■ **SHORT EXERCISE**
Copy all of the material below exactly.

■ **INFORMATION GIVEN**

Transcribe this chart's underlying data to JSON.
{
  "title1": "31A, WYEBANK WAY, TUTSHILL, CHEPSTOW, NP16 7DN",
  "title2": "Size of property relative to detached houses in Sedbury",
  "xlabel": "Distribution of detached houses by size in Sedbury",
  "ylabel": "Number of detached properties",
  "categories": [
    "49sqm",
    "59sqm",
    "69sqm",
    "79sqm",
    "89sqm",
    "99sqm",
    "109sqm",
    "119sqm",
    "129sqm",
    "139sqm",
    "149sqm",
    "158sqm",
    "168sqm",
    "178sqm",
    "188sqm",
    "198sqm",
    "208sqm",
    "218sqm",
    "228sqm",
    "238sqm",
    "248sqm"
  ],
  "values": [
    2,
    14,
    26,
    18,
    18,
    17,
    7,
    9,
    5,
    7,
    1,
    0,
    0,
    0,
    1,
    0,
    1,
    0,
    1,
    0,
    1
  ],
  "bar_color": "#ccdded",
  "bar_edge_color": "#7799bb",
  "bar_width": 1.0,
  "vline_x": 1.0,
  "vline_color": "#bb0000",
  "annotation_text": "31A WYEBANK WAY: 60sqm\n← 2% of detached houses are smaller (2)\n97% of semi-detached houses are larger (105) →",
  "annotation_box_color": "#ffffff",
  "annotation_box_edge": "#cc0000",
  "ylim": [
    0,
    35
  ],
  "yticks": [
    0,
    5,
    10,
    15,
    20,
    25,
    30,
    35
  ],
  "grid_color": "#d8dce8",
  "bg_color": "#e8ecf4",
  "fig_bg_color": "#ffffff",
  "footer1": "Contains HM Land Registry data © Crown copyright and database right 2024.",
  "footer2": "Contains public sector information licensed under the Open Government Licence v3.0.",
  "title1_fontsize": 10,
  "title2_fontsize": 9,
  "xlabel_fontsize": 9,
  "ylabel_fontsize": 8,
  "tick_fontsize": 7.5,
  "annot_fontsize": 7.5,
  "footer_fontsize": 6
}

■ **RESPONSE TO THIS EXERCISE**
Transcribe this chart's underlying data to JSON.
{
  "title1": "31A, WYEBANK WAY, TUTSHILL, CHEPSTOW, NP16 7DN",
  "title2": "Size of property relative to detached houses in Sedbury",
  "xlabel": "Distribution of detached houses by size in Sedbury",
  "ylabel": "Number of detached properties",
  "categories": [
    "49sqm",
    "59sqm",
    "69sqm",
    "79sqm",
    "89sqm",
    "99sqm",
    "109sqm",
    "119sqm",
    "129sqm",
    "139sqm",
    "149sqm",
    "158sqm",
    "168sqm",
    "178sqm",
    "188sqm",
    "198sqm",
    "208sqm",
    "218sqm",
    "228sqm",
    "238sqm",
    "248sqm"
  ],
  "values": [
    2,
    14,
    26,
    18,
    18,
    17,
    7,
    9,
    5,
    7,
    1,
    0,
    0,
    0,
    1,
    0,
    1,
    0,
    1,
    0,
    1
  ],
  "bar_color": "#ccdded",
  "bar_edge_color": "#7799bb",
  "bar_width": 1.0,
  "vline_x": 1.0,
  "vline_color": "#bb0000",
  "annotation_text": "31A WYEBANK WAY: 60sqm\n← 2% of detached houses are smaller (2)\n97% of semi-detached houses are larger (105) →",
  "annotation_box_color": "#ffffff",
  "annotation_box_edge": "#cc0000",
  "ylim": [
    0,
    35
  ],
  "yticks": [
    0,
    5,
    10,
    15,
    20,
    25,
    30,
    35
  ],
  "grid_color": "#d8dce8",
  "bg_color": "#e8ecf4",
  "fig_bg_color": "#ffffff",
  "footer1": "Contains HM Land Registry data © Crown copyright and database right 2024.",
  "footer2": "Contains public sector information licensed under the Open Government Licence v3.0.",
  "title1_fontsize": 10,
  "title2_fontsize": 9,
  "xlabel_fontsize": 9,
  "ylabel_fontsize": 8,
  "tick_fontsize": 7.5,
  "annot_fontsize": 7.5,
  "footer_fontsize": 6
}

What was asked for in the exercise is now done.